• Exercise requirements: Transcribe the listing that follows in full, omitting pictures.

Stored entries
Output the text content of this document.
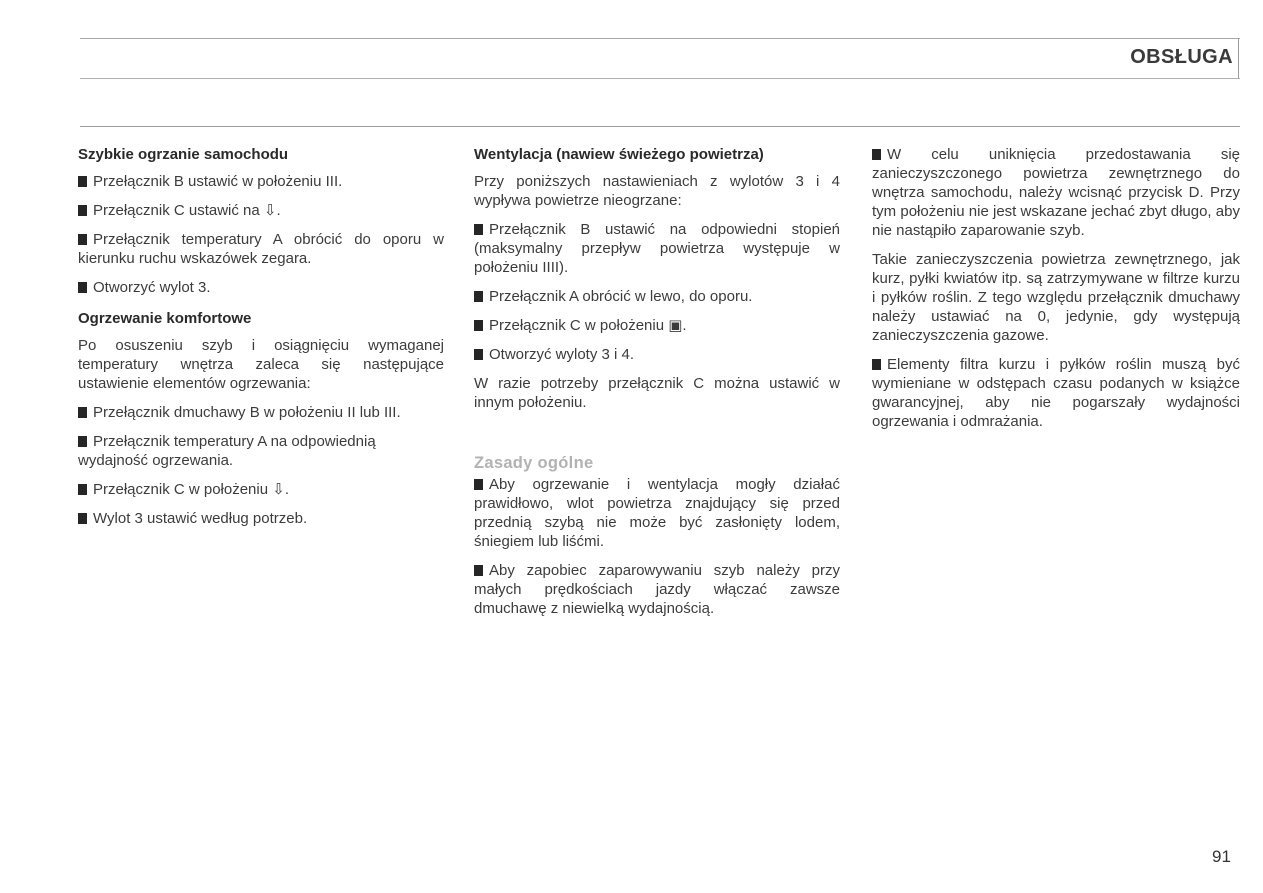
OBSŁUGA
Szybkie ogrzanie samochodu
Przełącznik B ustawić w położeniu III.
Przełącznik C ustawić na ⇩.
Przełącznik temperatury A obrócić do oporu w kierunku ruchu wskazówek zegara.
Otworzyć wylot 3.
Ogrzewanie komfortowe
Po osuszeniu szyb i osiągnięciu wymaganej temperatury wnętrza zaleca się następujące ustawienie elementów ogrzewania:
Przełącznik dmuchawy B w położeniu II lub III.
Przełącznik temperatury A na odpowiednią wydajność ogrzewania.
Przełącznik C w położeniu ⇩.
Wylot 3 ustawić według potrzeb.
Wentylacja (nawiew świeżego powietrza)
Przy poniższych nastawieniach z wylotów 3 i 4 wypływa powietrze nieogrzane:
Przełącznik B ustawić na odpowiedni stopień (maksymalny przepływ powietrza występuje w położeniu IIII).
Przełącznik A obrócić w lewo, do oporu.
Przełącznik C w położeniu ▣.
Otworzyć wyloty 3 i 4.
W razie potrzeby przełącznik C można ustawić w innym położeniu.
Zasady ogólne
Aby ogrzewanie i wentylacja mogły działać prawidłowo, wlot powietrza znajdujący się przed przednią szybą nie może być zasłonięty lodem, śniegiem lub liśćmi.
Aby zapobiec zaparowywaniu szyb należy przy małych prędkościach jazdy włączać zawsze dmuchawę z niewielką wydajnością.
W celu uniknięcia przedostawania się zanieczyszczonego powietrza zewnętrznego do wnętrza samochodu, należy wcisnąć przycisk D. Przy tym położeniu nie jest wskazane jechać zbyt długo, aby nie nastąpiło zaparowanie szyb.
Takie zanieczyszczenia powietrza zewnętrznego, jak kurz, pyłki kwiatów itp. są zatrzymywane w filtrze kurzu i pyłków roślin. Z tego względu przełącznik dmuchawy należy ustawiać na 0, jedynie, gdy występują zanieczyszczenia gazowe.
Elementy filtra kurzu i pyłków roślin muszą być wymieniane w odstępach czasu podanych w książce gwarancyjnej, aby nie pogarszały wydajności ogrzewania i odmrażania.
91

• Output below:
Output the text content of this document.
OBSŁUGA
Szybkie ogrzanie samochodu
Przełącznik B ustawić w położeniu III.
Przełącznik C ustawić na ⇩.
Przełącznik temperatury A obrócić do oporu w kierunku ruchu wskazówek zegara.
Otworzyć wylot 3.
Ogrzewanie komfortowe
Po osuszeniu szyb i osiągnięciu wymaganej temperatury wnętrza zaleca się następujące ustawienie elementów ogrzewania:
Przełącznik dmuchawy B w położeniu II lub III.
Przełącznik temperatury A na odpowiednią wydajność ogrzewania.
Przełącznik C w położeniu ⇩.
Wylot 3 ustawić według potrzeb.
Wentylacja (nawiew świeżego powietrza)
Przy poniższych nastawieniach z wylotów 3 i 4 wypływa powietrze nieogrzane:
Przełącznik B ustawić na odpowiedni stopień (maksymalny przepływ powietrza występuje w położeniu IIII).
Przełącznik A obrócić w lewo, do oporu.
Przełącznik C w położeniu ▣.
Otworzyć wyloty 3 i 4.
W razie potrzeby przełącznik C można ustawić w innym położeniu.
Zasady ogólne
Aby ogrzewanie i wentylacja mogły działać prawidłowo, wlot powietrza znajdujący się przed przednią szybą nie może być zasłonięty lodem, śniegiem lub liśćmi.
Aby zapobiec zaparowywaniu szyb należy przy małych prędkościach jazdy włączać zawsze dmuchawę z niewielką wydajnością.
W celu uniknięcia przedostawania się zanieczyszczonego powietrza zewnętrznego do wnętrza samochodu, należy wcisnąć przycisk D. Przy tym położeniu nie jest wskazane jechać zbyt długo, aby nie nastąpiło zaparowanie szyb.
Takie zanieczyszczenia powietrza zewnętrznego, jak kurz, pyłki kwiatów itp. są zatrzymywane w filtrze kurzu i pyłków roślin. Z tego względu przełącznik dmuchawy należy ustawiać na 0, jedynie, gdy występują zanieczyszczenia gazowe.
Elementy filtra kurzu i pyłków roślin muszą być wymieniane w odstępach czasu podanych w książce gwarancyjnej, aby nie pogarszały wydajności ogrzewania i odmrażania.
91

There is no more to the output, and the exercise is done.